Tasks |
A: In the blog post about accommodations on a university trip abroad, what was the first accommodation listed?
B: Carry on the blog post about accommodations on a university trip abroad, starting after its last numbered item.

Excerpted passage |

Note For Anyone Writing About Me

Guide to Writing About Me

I am an Autistic person,not a person with autism. I am also not Aspergers. The diagnosis isn't even in the DSM anymore, and yes, I agree with the consolidation of all autistic spectrum stuff under one umbrella. I have other issues with the DSM.

I don't like Autism Speaks. I'm Disabled, not differently abled, and I am an Autistic activist. Self-advocate is true, but incomplete.

Citing My Posts

MLA: Hillary, Alyssa. "Post Title." Yes, That Too. Day Month Year of post. Web. Day Month Year of retrieval.

APA: Hillary, A. (Year Month Day of post.) Post Title. [Web log post]. Retrieved from

Tuesday, May 29, 2012

Accomodations done RIGHT (which should be more common.)

So, right now I want to prove that doing accommodations correctly (and significantly better than was required, considering that I never actually went to disability services) is possible abroad on trips abroad with university. Next time someone tells you it can't be done, well, yes, it can.
So: Disability services had no paperwork from me (I was only diagnosed a month ago...) and I did not tell the professor that I'm autistic (a shellfish allergy kept me off a study abroad program once. No way was I going to tell him I'm autistic until it was much too late to knock me off the tour over it, and hopefully not telling him at all would work. It didn't.)
That means that he didn't have to make ANY accommodations, at all. That's right. Someone had the decency to make accommodations he did not have to make. Why there are people who wont make accommodations is a good question, and I would like to shove this example in all their faces and say ``See this? Yeah, I thought so. IT'S NOT THAT HARD."
So, for the accommodations I got (all offered right off the bat, as soon as I admitted that I am, in fact, autistic. Because he's a good human being and has some idea what is and is not needed.)
1) He handed me ear plugs, and said I could use them whenever.
2) He handed me a mask for dust/smelled, and said I could use it whenever.
3) If I still overload on a plant visit, I can just leave the room where I overloaded. He'll explain to the person leading the tour if need be.
4) If there are two visits in a day, I can skip the second.

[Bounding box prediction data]

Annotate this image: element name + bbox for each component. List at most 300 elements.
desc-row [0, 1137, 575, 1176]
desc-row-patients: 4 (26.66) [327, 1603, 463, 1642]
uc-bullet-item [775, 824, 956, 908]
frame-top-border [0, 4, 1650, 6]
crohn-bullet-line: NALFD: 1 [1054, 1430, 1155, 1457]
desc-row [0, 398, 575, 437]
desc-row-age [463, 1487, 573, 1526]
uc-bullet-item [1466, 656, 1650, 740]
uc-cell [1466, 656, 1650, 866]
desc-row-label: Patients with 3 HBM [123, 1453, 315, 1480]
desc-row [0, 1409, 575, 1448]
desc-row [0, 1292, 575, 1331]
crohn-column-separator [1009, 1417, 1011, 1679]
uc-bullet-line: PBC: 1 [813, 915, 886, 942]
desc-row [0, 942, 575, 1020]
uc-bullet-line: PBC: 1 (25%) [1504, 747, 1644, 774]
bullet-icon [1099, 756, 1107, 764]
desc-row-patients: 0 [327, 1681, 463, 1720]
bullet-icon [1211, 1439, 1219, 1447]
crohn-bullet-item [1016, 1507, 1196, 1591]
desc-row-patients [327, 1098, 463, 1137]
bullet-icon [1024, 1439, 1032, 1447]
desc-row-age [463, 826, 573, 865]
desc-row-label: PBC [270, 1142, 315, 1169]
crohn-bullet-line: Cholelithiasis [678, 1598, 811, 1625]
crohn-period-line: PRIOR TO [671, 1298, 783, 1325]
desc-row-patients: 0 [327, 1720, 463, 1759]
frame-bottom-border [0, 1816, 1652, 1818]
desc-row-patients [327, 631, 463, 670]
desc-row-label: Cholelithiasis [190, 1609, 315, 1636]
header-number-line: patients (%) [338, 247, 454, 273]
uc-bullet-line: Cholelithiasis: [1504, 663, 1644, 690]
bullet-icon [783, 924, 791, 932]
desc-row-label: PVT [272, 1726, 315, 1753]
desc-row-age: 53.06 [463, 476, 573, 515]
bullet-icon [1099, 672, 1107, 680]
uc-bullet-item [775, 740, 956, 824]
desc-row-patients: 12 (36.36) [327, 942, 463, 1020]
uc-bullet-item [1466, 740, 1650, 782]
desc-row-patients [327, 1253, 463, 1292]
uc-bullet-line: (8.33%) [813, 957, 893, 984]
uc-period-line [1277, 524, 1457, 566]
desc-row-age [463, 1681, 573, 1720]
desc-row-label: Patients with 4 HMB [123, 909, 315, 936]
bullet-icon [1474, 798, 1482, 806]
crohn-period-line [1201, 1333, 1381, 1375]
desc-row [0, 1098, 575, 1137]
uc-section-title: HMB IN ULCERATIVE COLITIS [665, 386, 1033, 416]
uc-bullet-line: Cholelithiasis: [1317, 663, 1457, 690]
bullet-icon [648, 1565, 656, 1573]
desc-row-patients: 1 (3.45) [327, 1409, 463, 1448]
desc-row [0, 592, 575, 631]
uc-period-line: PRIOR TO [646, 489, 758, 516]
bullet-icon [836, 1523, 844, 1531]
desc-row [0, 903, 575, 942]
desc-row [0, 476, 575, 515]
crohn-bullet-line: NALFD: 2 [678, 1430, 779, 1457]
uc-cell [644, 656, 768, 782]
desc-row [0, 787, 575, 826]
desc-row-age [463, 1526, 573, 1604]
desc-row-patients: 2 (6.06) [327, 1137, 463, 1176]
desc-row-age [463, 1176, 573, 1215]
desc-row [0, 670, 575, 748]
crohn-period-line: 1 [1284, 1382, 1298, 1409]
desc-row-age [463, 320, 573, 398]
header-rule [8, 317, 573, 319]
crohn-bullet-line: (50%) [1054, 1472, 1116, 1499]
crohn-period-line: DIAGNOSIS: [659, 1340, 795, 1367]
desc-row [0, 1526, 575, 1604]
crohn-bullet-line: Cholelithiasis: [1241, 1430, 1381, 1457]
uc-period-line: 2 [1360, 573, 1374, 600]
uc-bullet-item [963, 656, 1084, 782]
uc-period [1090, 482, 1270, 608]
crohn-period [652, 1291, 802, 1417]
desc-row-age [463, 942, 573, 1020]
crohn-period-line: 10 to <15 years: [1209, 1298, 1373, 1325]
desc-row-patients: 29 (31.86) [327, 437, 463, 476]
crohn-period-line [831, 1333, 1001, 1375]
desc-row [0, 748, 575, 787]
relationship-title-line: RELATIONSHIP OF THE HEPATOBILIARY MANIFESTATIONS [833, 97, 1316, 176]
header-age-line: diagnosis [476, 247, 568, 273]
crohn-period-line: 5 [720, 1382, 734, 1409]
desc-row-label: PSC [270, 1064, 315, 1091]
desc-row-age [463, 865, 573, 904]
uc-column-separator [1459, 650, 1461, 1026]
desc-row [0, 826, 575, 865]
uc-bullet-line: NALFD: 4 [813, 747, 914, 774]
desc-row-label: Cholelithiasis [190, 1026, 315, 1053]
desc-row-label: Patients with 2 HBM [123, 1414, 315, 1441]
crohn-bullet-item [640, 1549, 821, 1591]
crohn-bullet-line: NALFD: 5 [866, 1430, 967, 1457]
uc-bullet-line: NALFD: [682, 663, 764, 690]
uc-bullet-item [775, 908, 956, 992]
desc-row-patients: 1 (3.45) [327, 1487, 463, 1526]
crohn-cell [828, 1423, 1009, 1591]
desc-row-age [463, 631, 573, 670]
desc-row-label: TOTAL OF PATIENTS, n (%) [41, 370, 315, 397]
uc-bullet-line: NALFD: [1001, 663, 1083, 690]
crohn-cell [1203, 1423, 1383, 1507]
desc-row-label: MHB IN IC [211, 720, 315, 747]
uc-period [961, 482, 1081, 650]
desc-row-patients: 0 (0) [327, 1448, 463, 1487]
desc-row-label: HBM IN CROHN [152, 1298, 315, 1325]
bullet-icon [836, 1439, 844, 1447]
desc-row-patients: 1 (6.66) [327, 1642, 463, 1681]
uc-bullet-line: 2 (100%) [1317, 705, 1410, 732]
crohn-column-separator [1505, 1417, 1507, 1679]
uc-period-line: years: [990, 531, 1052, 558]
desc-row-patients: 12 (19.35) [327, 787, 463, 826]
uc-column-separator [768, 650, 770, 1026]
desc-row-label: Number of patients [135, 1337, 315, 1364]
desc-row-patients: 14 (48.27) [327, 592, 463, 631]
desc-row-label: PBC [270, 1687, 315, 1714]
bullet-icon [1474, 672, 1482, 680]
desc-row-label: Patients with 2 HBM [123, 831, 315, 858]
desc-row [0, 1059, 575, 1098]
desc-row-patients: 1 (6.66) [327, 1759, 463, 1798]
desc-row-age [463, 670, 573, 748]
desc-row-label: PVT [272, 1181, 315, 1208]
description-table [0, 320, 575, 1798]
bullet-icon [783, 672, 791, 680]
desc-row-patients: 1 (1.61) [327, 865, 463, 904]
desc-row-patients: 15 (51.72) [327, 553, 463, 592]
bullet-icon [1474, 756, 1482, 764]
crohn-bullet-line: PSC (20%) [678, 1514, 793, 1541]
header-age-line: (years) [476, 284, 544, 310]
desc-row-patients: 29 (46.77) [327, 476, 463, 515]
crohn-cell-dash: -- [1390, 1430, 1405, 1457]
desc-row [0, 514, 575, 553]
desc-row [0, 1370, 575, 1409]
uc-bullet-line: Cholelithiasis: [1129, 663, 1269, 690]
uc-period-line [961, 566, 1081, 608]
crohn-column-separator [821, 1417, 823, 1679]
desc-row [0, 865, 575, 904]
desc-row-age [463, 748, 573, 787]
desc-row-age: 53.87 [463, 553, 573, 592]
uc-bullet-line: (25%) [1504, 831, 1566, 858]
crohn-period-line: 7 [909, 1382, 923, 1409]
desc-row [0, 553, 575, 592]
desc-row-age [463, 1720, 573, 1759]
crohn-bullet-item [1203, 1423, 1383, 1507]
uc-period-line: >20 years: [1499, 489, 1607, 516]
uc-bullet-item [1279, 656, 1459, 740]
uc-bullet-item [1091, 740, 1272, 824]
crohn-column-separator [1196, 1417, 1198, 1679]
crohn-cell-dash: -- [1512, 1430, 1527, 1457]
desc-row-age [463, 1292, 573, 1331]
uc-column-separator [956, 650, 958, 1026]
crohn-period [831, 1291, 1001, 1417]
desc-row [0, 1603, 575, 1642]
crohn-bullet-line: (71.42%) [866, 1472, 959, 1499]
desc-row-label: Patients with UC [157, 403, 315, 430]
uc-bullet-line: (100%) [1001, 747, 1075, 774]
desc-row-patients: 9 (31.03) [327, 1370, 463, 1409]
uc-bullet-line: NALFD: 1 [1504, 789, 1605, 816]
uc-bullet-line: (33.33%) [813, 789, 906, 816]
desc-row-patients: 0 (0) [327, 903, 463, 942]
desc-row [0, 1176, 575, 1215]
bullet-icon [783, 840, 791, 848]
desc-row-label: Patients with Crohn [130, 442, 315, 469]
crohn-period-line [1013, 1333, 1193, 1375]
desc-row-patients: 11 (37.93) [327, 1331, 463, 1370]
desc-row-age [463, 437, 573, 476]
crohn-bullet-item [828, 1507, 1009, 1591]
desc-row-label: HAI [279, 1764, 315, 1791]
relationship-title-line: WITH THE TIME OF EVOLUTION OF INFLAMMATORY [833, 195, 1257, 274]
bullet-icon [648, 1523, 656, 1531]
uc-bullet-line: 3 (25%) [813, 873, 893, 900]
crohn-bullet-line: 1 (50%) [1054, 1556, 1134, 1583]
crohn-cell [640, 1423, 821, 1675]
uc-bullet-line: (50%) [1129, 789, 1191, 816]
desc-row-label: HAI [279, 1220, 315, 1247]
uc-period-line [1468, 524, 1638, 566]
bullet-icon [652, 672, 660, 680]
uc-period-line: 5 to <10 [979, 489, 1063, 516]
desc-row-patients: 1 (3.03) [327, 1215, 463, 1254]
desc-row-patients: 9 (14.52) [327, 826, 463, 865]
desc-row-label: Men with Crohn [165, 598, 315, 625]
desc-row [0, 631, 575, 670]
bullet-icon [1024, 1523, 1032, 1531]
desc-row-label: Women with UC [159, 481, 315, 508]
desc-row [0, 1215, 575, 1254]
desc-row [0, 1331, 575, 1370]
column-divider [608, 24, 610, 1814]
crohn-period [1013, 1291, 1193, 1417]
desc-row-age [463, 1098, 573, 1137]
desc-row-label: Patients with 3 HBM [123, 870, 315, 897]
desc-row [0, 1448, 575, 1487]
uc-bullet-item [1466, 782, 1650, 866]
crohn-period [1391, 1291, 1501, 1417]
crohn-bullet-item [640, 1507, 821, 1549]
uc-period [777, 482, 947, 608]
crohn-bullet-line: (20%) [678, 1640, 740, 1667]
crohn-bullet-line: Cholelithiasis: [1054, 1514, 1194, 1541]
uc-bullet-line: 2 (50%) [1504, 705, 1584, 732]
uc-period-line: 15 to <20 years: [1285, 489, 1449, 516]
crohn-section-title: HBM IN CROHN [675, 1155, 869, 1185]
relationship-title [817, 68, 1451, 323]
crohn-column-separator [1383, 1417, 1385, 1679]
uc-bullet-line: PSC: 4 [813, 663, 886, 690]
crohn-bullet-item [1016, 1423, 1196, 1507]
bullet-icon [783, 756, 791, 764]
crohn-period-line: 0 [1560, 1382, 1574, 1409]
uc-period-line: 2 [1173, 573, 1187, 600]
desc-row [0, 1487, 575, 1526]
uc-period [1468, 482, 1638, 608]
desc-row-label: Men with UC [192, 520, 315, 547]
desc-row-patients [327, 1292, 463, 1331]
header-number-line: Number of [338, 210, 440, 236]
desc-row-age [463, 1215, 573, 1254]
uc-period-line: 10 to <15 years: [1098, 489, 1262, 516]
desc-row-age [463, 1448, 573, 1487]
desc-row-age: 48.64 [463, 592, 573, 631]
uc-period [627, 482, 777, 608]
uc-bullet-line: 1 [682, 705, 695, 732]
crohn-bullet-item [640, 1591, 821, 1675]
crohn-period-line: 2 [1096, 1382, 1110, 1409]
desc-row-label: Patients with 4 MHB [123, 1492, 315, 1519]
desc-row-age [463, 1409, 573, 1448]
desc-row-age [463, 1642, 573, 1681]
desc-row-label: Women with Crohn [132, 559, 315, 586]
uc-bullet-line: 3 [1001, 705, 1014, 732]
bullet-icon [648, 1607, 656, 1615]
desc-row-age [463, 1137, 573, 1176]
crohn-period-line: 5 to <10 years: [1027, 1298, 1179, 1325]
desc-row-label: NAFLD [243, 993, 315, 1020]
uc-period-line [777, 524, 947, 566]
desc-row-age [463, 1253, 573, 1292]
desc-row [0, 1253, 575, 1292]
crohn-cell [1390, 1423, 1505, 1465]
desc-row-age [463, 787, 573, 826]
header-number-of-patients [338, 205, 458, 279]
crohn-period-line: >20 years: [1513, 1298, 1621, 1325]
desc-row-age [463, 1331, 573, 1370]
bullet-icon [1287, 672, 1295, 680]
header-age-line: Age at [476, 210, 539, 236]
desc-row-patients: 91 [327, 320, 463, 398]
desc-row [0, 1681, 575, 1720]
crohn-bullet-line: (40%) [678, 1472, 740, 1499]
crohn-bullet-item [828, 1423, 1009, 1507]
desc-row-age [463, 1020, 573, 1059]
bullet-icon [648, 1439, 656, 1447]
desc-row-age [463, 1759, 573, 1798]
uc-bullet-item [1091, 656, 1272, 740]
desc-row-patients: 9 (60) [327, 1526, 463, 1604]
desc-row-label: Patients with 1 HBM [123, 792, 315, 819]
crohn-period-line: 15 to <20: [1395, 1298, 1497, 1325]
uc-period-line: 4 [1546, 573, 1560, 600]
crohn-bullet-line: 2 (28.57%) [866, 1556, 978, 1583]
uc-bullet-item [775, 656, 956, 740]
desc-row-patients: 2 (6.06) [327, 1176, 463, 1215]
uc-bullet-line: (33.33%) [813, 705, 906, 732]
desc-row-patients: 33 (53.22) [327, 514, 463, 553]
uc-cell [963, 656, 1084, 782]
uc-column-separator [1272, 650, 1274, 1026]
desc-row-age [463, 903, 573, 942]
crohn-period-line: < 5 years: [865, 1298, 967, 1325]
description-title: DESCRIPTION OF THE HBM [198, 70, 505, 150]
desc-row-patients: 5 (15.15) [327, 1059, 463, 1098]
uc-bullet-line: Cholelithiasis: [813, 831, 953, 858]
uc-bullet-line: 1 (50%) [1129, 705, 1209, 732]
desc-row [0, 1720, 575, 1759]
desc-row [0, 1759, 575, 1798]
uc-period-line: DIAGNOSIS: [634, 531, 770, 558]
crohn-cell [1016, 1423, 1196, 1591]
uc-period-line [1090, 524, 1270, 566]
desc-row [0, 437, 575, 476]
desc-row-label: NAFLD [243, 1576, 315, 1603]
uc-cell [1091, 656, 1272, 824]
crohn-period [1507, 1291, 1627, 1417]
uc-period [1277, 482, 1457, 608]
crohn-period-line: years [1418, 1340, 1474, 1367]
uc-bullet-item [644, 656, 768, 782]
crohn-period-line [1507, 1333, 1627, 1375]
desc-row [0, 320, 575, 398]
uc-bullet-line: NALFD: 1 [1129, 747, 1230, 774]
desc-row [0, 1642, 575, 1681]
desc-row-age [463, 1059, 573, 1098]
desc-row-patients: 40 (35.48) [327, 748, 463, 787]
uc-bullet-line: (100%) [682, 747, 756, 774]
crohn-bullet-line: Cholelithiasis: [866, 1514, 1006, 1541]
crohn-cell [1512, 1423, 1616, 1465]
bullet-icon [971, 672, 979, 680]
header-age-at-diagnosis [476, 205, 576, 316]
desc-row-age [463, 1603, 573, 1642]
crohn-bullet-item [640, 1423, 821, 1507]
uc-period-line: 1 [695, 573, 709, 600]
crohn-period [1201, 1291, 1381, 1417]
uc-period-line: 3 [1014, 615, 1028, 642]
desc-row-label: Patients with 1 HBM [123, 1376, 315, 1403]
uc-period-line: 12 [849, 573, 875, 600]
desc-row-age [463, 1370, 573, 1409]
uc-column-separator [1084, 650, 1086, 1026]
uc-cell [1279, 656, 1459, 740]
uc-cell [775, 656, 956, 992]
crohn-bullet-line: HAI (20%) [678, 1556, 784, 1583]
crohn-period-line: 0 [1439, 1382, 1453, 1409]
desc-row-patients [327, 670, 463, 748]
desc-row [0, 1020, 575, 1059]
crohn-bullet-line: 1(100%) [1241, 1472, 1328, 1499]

Exercise responses |
A: The professor handed over ear plugs and said they could be used whenever.

B:
5) Everyone has been told that they are to make their notes available to be for the write-ups, since I can't really understand what's being said over the noise of the factory floor, and I've had to excuse myself a couple times.
6) If it looks like I'm on the edge, he checks in to make sure I'm OK. If I say I'm fine, that's the end of it. If I say something is a problem, he finds a way to fix it.
7) He makes sure there are non-carbonated beverages available to me. (I had already been doing that, but it makes it a bit easier since he actually speaks the local languages.)
8) He (jokingly, I think) informed the students who knew about my being autistic that he would throw them in the pool fully clothed if they made a big deal about my accommodations. No one has. (I think most of the group knows by now, but he hasn't been the one to tell anyone. Some of them have seen me writing blog posts and asked directly. I may not bring it up, but if you ask me, I'll tell you.)

And the total cost of these accommodations? 10 rupees for a water bottle, and asking one of the factories for the ear plugs/mask during the tour. (-10 rupees as the difference in cost between the water and the coke that would have been purchased, since he didn't buy the coke. Either way, we're talking under a dollar, and I offered to take care of it.)
So: It's not that hard. It's really not. That was all done in a foreign country with no notice and no documentation. If you can't do that with notice when you are legally required to, there is something wrong.